### Exercise details
Say how many lines of the material below contain the word "Switzerland", with no other words.

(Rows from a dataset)
......

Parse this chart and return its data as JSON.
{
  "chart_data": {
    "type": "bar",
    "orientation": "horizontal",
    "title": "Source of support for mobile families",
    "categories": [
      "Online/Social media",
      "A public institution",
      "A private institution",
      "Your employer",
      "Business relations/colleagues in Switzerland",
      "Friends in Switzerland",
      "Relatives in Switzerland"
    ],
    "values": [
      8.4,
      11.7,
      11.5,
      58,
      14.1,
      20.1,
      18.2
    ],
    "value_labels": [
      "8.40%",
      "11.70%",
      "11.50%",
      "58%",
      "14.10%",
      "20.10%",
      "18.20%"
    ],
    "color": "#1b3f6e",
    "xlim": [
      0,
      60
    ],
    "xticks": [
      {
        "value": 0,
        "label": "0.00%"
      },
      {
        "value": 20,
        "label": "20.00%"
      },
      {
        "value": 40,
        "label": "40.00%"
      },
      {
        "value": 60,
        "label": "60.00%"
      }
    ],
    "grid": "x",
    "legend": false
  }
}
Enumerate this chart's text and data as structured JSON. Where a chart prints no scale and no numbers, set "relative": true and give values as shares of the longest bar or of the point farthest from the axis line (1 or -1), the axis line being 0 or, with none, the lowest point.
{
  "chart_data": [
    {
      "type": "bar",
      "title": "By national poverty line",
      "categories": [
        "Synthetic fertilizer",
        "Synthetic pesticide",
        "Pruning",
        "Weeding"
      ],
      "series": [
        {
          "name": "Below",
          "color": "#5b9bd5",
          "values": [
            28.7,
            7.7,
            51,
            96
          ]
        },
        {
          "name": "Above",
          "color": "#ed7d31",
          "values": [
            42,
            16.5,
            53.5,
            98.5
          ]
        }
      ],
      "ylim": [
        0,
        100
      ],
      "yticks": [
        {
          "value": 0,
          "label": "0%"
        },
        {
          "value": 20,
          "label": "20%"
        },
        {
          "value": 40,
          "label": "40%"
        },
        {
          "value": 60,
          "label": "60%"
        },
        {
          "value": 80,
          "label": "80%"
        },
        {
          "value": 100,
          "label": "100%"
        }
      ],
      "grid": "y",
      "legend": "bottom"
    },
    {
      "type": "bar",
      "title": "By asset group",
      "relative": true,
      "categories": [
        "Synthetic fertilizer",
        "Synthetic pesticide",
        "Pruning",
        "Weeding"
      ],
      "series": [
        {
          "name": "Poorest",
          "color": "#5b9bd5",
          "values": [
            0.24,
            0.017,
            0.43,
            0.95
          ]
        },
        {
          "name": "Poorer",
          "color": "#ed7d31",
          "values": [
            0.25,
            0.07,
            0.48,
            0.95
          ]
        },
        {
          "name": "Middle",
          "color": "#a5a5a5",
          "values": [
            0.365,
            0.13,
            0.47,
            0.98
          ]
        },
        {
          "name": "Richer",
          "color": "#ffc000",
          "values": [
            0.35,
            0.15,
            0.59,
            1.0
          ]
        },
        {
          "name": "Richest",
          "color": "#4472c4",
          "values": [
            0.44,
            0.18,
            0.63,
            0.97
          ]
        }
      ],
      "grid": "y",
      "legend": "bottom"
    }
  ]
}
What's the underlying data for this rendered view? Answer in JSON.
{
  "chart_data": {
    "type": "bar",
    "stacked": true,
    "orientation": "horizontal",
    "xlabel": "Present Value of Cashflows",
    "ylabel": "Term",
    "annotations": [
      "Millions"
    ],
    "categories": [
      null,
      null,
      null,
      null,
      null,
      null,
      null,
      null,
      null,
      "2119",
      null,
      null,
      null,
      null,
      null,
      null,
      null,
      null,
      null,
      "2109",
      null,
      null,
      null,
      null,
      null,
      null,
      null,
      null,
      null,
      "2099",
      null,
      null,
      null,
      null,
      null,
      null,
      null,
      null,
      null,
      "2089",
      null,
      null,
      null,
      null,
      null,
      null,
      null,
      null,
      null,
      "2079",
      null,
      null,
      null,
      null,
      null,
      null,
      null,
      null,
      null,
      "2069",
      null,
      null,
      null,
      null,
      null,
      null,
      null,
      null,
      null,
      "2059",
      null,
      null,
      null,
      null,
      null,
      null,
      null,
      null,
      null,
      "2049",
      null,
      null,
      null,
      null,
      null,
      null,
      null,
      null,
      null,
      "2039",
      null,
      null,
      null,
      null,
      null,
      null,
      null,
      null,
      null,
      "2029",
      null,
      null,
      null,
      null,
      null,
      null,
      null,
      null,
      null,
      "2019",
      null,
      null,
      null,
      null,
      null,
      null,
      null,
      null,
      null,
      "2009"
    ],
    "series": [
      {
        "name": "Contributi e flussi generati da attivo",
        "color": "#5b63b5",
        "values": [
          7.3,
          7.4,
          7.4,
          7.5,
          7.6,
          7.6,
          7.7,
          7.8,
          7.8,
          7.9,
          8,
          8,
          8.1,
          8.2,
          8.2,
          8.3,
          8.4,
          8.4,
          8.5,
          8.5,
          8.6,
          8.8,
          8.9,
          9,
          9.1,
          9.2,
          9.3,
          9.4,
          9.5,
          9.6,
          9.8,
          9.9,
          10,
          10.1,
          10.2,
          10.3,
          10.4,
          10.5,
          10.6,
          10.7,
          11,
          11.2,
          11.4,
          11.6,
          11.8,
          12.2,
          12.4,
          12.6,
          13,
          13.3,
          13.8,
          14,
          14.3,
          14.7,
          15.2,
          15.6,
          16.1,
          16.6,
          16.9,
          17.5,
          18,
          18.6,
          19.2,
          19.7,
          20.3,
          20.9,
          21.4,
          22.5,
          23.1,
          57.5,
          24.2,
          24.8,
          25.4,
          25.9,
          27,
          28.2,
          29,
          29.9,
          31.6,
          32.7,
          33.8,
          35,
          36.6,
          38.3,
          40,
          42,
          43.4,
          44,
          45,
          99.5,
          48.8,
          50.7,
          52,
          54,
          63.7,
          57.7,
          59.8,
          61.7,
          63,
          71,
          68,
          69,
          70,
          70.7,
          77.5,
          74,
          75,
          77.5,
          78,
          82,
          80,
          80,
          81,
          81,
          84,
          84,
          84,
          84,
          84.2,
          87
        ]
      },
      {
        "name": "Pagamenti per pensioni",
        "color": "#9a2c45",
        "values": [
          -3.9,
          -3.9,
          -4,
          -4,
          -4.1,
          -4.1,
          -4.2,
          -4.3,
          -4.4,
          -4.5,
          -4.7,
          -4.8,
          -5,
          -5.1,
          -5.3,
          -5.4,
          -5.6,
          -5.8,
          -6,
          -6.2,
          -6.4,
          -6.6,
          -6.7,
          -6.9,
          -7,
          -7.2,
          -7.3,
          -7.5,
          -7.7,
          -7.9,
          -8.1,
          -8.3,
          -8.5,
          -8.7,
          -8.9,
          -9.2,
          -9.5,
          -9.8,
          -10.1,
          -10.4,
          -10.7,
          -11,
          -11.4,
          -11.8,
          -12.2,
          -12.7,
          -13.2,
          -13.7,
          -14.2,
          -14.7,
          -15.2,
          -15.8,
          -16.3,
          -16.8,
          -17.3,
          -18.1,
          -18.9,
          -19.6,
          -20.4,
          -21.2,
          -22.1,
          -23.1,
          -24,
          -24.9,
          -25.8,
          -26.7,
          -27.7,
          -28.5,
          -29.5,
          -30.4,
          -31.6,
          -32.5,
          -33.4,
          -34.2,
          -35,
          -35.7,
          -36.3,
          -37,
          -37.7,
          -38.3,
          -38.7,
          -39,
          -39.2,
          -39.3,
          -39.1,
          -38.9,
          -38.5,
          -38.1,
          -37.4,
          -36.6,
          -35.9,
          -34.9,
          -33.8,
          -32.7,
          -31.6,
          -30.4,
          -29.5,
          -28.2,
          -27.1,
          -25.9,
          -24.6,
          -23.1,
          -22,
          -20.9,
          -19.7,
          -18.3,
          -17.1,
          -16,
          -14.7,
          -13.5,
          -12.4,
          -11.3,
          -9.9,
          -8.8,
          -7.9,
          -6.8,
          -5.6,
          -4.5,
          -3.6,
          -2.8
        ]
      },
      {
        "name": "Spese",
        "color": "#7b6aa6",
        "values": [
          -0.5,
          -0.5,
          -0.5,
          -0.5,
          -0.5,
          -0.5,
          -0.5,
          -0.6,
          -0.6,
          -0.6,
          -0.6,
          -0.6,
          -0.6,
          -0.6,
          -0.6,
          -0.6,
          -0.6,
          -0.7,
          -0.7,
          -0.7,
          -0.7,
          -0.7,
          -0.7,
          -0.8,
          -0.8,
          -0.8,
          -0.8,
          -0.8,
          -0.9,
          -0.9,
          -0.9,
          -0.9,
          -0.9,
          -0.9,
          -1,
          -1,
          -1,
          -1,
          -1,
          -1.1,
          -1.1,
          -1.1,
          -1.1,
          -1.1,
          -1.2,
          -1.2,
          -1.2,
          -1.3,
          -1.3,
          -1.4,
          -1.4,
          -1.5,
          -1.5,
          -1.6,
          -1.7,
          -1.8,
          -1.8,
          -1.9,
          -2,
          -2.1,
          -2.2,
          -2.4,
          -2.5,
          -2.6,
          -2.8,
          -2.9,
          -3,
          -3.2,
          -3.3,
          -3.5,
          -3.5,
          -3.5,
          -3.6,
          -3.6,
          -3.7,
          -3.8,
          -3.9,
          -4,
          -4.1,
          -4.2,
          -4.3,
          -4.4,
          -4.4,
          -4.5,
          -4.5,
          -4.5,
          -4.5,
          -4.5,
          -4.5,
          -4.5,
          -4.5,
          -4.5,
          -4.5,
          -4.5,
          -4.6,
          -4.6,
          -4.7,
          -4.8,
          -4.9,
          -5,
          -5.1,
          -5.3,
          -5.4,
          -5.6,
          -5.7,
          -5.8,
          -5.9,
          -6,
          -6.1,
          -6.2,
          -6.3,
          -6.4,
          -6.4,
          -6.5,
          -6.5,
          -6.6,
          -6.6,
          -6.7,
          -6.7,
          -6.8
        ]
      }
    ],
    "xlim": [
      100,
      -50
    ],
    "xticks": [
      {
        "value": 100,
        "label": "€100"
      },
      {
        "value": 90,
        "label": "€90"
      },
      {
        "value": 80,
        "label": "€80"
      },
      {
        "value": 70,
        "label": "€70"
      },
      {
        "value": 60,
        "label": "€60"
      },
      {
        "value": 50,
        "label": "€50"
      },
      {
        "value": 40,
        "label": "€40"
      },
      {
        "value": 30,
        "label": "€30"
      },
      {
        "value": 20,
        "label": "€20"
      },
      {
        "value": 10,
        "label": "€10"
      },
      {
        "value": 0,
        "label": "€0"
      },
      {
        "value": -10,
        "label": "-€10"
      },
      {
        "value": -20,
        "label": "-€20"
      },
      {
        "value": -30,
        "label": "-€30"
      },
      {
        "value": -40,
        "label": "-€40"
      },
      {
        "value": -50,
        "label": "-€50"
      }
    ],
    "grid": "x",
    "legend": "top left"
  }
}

......

### Exercise response
3